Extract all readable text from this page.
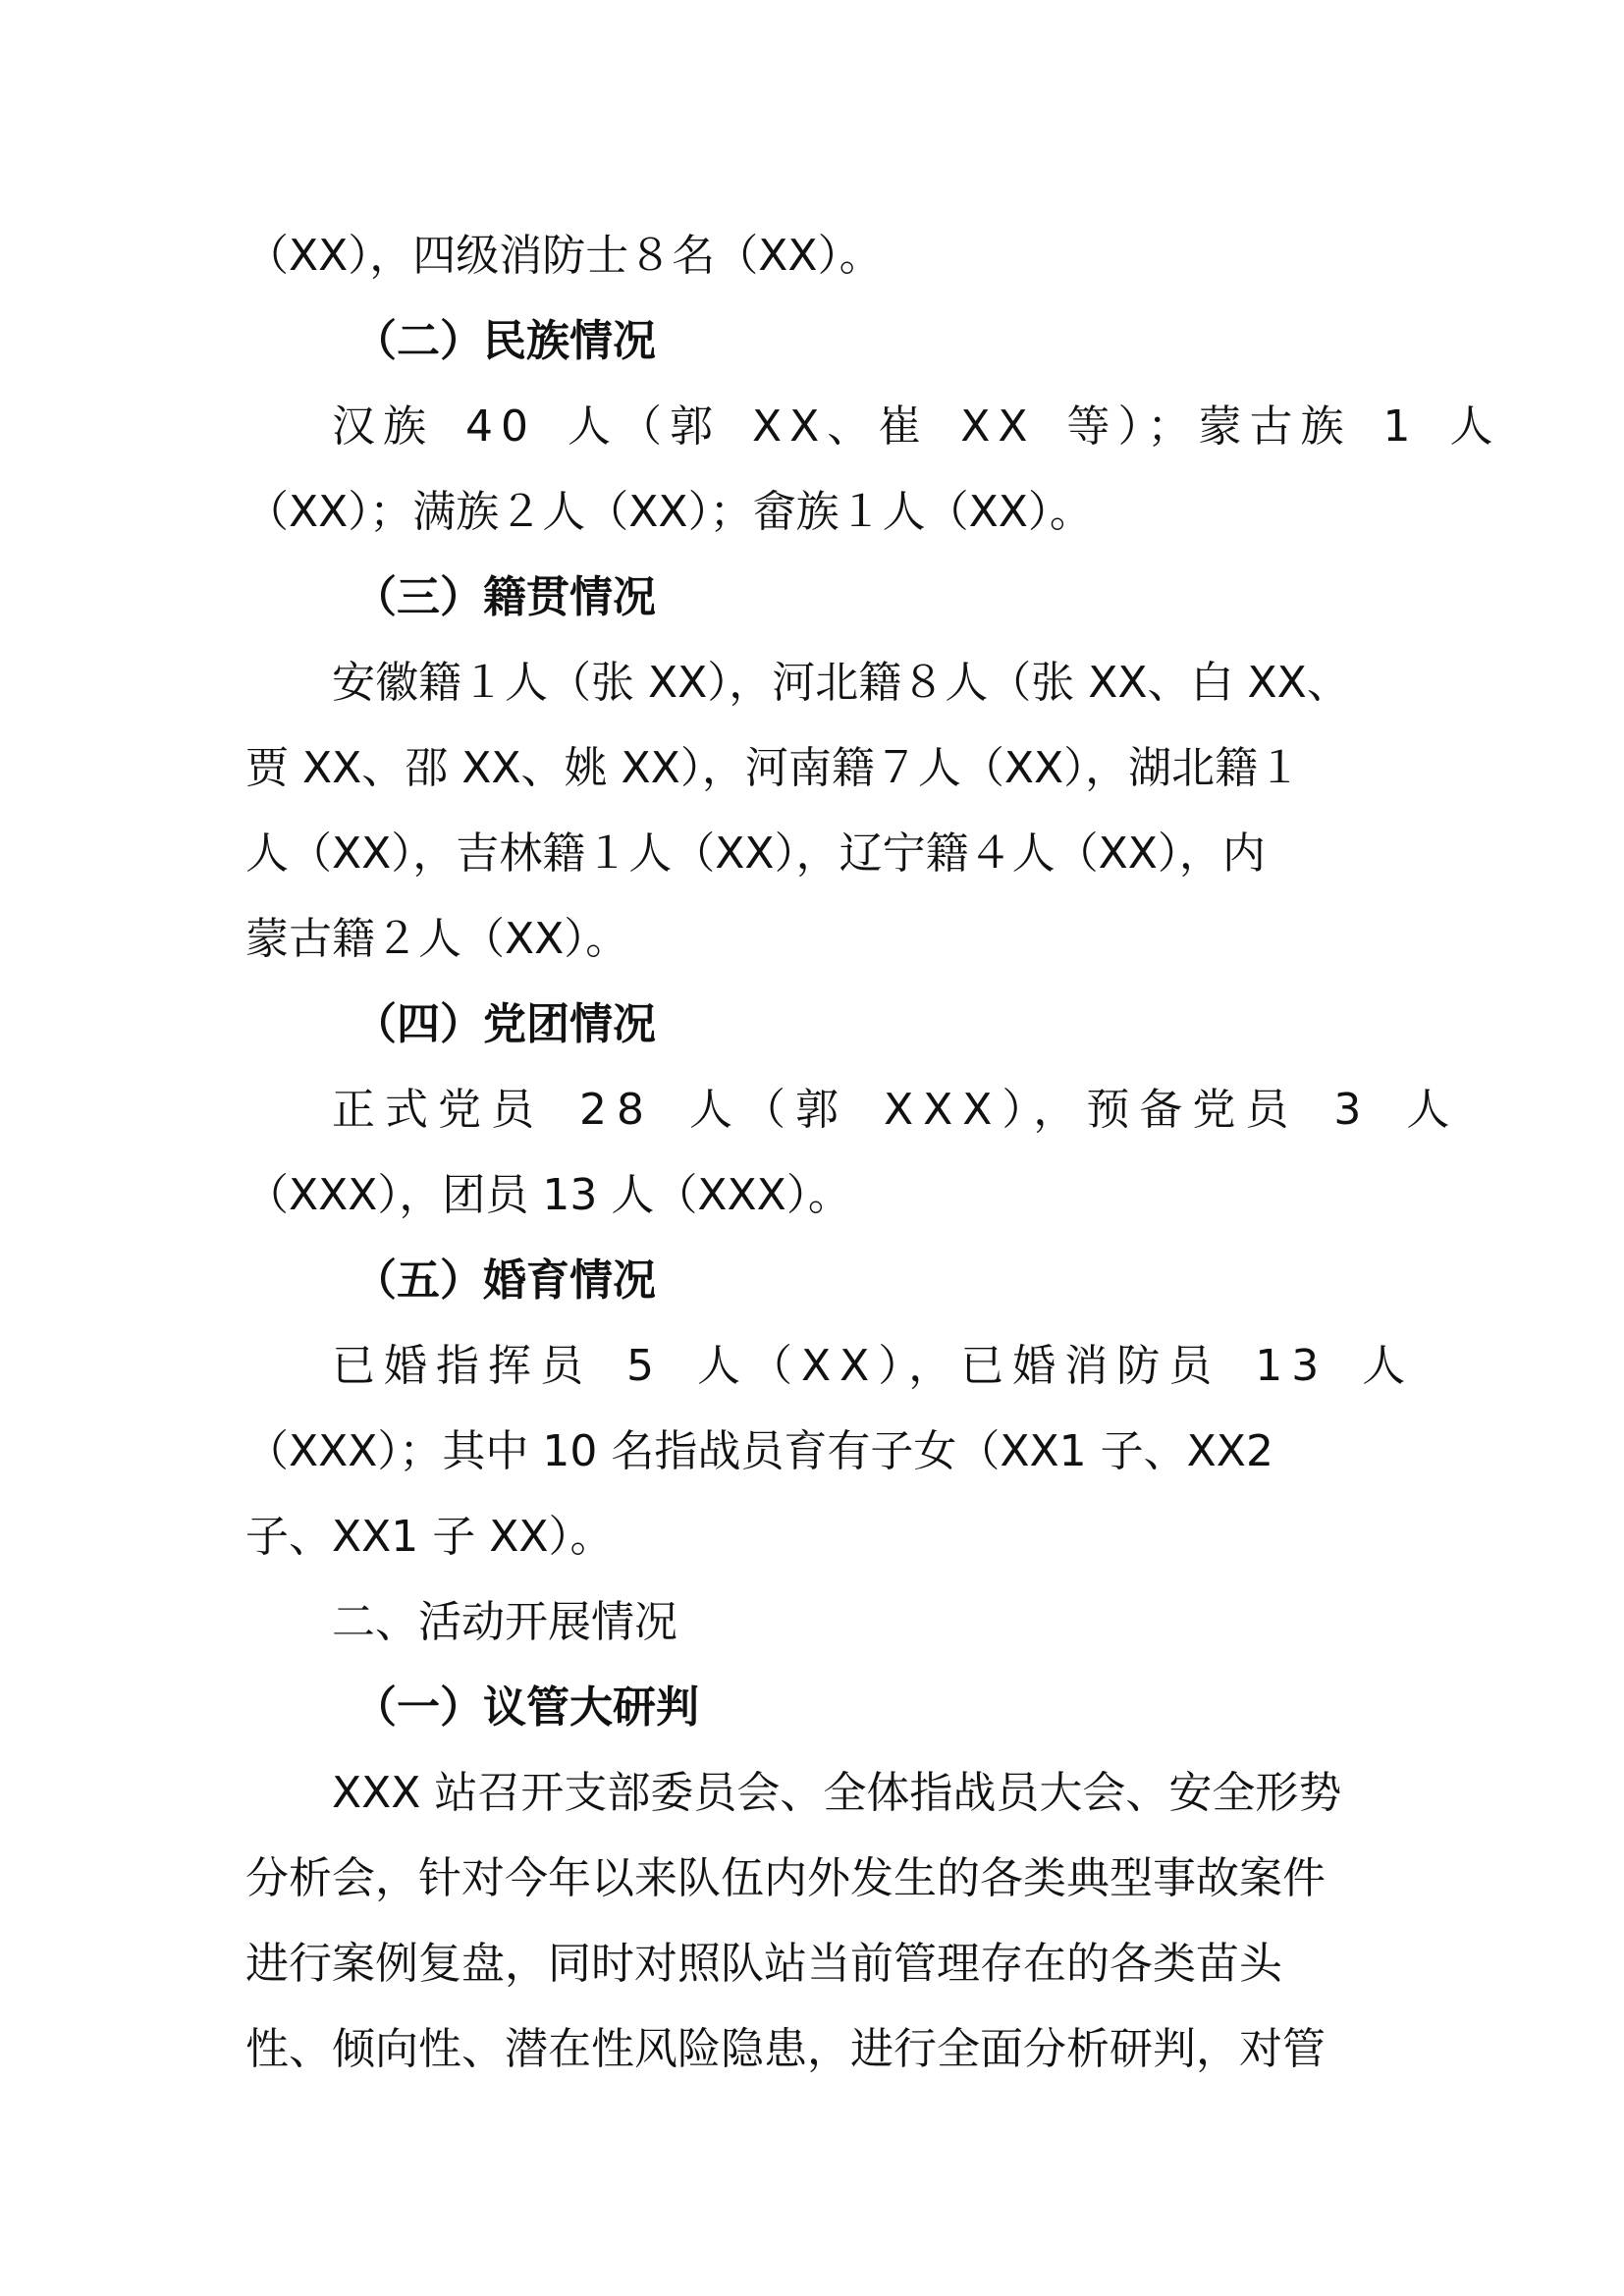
（XX），四级消防士８名（XX）。
（二）民族情况
汉族 40 人（郭 XX、崔 XX 等）；蒙古族 1 人
（XX）；满族２人（XX）；畲族１人（XX）。
（三）籍贯情况
安徽籍１人（张 XX），河北籍８人（张 XX、白 XX、
贾 XX、邵 XX、姚 XX），河南籍７人（XX），湖北籍１
人（XX），吉林籍１人（XX），辽宁籍４人（XX），内
蒙古籍２人（XX）。
（四）党团情况
正式党员 28 人（郭 XXX），预备党员 3 人
（XXX），团员 13 人（XXX）。
（五）婚育情况
已婚指挥员 5 人（XX），已婚消防员 13 人
（XXX）；其中 10 名指战员育有子女（XX1 子、XX2
子、XX1 子 XX）。
二、活动开展情况
（一）议管大研判
XXX 站召开支部委员会、全体指战员大会、安全形势
分析会，针对今年以来队伍内外发生的各类典型事故案件
进行案例复盘，同时对照队站当前管理存在的各类苗头
性、倾向性、潜在性风险隐患，进行全面分析研判，对管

(Problem description): Repeat the listing in full and exactly. Do not include any images.

(Final result):
Extract all readable text from this page.
（XX），四级消防士８名（XX）。
（二）民族情况
汉族 40 人（郭 XX、崔 XX 等）；蒙古族 1 人
（XX）；满族２人（XX）；畲族１人（XX）。
（三）籍贯情况
安徽籍１人（张 XX），河北籍８人（张 XX、白 XX、
贾 XX、邵 XX、姚 XX），河南籍７人（XX），湖北籍１
人（XX），吉林籍１人（XX），辽宁籍４人（XX），内
蒙古籍２人（XX）。
（四）党团情况
正式党员 28 人（郭 XXX），预备党员 3 人
（XXX），团员 13 人（XXX）。
（五）婚育情况
已婚指挥员 5 人（XX），已婚消防员 13 人
（XXX）；其中 10 名指战员育有子女（XX1 子、XX2
子、XX1 子 XX）。
二、活动开展情况
（一）议管大研判
XXX 站召开支部委员会、全体指战员大会、安全形势
分析会，针对今年以来队伍内外发生的各类典型事故案件
进行案例复盘，同时对照队站当前管理存在的各类苗头
性、倾向性、潜在性风险隐患，进行全面分析研判，对管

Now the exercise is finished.